**Aim of the task:** In the data that follows, count every line holding the string "přehodnocení" and give the count alone.

(Data excerpts)
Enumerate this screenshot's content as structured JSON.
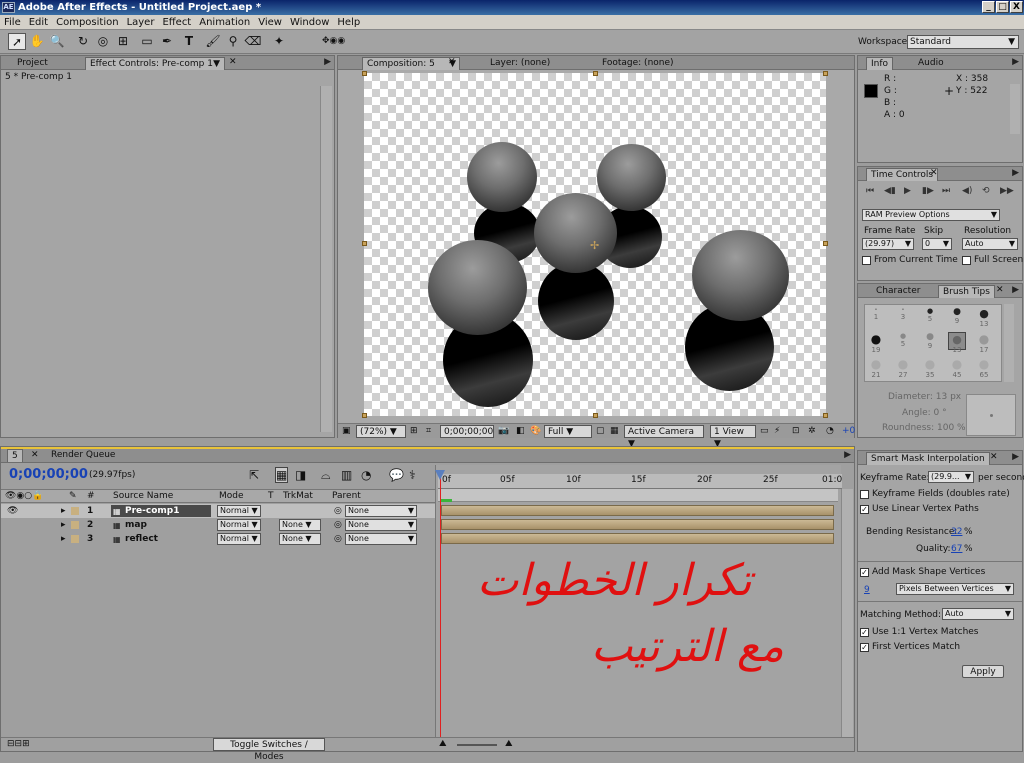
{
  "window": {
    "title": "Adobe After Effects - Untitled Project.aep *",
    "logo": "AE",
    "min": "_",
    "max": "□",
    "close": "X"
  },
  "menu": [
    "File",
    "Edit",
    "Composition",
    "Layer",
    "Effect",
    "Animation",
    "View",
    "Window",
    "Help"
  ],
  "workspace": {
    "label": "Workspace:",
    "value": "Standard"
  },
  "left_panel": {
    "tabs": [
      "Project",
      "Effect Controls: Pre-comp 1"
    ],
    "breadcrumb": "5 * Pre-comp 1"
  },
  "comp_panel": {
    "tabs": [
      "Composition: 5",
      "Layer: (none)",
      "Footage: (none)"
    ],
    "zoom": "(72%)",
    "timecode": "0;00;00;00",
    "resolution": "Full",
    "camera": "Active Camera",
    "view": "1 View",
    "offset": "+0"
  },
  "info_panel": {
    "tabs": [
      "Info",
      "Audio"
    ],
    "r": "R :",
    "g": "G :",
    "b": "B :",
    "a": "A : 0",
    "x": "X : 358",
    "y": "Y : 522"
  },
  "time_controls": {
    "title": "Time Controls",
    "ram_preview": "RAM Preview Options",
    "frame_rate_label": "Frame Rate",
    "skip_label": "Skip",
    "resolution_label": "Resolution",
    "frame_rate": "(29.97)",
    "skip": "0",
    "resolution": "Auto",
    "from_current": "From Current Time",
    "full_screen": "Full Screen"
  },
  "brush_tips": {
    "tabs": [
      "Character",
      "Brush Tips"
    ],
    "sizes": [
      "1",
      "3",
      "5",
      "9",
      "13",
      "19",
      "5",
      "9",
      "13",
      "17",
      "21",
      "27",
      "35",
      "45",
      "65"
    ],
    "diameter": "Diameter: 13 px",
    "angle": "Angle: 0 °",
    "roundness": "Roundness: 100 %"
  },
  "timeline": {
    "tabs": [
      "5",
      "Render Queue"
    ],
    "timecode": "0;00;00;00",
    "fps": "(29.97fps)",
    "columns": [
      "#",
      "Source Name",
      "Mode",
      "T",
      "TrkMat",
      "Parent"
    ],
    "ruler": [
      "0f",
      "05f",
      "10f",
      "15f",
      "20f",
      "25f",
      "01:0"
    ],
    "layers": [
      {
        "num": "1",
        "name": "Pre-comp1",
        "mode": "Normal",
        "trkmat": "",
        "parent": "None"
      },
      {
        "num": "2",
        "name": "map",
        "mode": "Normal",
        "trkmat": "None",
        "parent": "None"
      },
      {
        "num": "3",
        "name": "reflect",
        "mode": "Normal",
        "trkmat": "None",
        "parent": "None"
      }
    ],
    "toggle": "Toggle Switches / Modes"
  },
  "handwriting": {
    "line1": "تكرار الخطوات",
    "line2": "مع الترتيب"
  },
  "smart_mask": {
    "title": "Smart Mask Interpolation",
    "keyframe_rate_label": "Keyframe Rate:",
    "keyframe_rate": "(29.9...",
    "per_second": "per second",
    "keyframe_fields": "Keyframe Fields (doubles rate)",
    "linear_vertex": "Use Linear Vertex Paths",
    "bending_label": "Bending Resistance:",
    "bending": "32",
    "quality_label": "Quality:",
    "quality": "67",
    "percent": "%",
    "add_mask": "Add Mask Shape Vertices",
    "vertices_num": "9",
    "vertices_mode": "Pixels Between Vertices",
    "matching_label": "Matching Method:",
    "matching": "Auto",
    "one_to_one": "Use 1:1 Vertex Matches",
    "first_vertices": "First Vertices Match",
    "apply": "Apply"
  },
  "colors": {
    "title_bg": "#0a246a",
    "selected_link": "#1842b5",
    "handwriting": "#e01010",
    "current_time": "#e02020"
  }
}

==

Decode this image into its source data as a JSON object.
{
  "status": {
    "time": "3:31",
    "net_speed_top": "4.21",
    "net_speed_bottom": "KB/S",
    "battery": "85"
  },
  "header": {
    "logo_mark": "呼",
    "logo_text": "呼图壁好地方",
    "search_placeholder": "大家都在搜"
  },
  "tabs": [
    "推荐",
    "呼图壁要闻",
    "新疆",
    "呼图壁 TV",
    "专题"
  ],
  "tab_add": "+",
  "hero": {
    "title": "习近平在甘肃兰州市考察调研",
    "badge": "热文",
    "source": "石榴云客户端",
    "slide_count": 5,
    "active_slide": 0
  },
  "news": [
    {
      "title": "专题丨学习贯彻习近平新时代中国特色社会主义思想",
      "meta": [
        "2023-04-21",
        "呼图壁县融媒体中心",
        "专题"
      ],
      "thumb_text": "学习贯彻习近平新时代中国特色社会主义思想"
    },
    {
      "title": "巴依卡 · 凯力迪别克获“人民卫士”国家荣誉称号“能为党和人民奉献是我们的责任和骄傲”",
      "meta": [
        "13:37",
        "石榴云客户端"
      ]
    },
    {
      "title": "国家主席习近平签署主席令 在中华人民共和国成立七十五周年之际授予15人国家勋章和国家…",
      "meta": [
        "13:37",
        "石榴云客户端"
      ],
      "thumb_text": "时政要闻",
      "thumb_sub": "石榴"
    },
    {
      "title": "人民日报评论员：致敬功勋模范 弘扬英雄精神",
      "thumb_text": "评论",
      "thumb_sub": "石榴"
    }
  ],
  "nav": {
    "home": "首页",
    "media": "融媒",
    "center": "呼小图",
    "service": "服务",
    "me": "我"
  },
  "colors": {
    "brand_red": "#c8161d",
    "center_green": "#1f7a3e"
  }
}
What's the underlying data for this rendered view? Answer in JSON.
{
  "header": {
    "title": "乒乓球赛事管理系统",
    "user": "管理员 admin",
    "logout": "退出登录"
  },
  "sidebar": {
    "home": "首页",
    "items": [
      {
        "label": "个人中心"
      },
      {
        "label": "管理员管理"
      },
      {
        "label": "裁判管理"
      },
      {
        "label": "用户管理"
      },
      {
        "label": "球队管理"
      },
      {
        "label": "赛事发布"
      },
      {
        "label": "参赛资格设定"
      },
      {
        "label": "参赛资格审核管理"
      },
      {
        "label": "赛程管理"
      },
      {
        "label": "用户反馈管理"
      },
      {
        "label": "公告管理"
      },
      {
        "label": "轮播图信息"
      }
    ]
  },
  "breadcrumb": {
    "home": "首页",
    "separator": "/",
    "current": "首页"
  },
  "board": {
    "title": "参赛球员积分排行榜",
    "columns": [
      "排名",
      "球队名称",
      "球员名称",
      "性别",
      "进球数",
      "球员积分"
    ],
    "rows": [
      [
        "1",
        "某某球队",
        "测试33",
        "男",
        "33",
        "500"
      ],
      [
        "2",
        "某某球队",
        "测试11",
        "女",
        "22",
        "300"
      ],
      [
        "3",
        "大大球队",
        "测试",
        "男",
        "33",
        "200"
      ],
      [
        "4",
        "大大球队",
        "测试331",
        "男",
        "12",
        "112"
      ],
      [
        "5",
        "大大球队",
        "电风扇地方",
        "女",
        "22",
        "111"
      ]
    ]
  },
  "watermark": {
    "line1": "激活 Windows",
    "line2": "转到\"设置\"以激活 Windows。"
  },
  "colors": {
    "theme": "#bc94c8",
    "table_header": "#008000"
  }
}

---

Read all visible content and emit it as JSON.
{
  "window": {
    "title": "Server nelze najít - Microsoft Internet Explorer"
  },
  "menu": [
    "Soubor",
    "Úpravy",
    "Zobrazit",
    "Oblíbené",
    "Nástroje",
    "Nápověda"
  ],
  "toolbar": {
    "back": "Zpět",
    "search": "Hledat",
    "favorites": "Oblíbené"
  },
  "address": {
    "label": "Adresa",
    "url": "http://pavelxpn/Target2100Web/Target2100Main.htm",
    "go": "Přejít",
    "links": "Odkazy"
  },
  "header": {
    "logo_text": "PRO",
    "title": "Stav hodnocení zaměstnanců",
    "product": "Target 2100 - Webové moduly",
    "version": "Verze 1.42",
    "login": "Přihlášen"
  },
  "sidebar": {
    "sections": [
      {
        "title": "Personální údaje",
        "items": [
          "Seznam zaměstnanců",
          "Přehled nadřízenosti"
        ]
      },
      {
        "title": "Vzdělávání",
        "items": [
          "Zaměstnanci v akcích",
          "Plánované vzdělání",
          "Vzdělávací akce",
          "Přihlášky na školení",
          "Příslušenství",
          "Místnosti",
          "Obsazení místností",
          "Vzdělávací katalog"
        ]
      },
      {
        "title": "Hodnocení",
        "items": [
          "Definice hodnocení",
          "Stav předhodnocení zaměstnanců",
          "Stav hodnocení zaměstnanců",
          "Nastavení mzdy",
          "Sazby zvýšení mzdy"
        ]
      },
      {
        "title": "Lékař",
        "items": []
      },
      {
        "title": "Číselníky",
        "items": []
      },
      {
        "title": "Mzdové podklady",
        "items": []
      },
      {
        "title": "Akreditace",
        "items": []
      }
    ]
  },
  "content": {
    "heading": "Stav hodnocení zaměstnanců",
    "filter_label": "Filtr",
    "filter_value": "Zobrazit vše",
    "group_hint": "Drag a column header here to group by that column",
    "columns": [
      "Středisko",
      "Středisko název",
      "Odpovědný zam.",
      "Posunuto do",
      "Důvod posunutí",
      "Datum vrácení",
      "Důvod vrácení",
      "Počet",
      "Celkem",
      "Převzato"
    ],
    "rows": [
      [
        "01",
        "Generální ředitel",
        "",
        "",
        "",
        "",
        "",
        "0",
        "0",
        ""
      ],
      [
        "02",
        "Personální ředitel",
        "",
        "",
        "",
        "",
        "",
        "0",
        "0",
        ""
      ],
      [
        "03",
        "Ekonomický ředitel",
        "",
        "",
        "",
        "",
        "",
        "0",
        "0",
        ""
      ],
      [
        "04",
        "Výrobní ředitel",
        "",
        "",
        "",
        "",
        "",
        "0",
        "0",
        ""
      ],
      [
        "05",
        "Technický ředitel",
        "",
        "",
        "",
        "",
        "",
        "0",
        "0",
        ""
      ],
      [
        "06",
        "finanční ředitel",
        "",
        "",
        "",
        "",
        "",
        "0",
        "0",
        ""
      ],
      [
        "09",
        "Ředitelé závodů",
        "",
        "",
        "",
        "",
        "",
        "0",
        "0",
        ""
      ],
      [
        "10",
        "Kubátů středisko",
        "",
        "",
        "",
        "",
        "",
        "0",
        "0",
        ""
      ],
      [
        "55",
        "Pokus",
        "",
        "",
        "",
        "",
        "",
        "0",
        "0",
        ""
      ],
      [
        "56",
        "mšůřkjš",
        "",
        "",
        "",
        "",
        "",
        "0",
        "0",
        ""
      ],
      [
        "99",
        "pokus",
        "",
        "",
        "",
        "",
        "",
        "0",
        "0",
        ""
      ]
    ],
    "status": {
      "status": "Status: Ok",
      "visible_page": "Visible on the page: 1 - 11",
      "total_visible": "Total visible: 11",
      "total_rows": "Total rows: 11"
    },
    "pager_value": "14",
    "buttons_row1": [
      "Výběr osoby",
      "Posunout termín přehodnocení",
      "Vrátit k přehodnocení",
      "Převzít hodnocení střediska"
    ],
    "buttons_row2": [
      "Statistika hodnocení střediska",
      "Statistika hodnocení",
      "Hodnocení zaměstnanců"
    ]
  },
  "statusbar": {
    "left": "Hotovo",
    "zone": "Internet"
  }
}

**Task output:** 2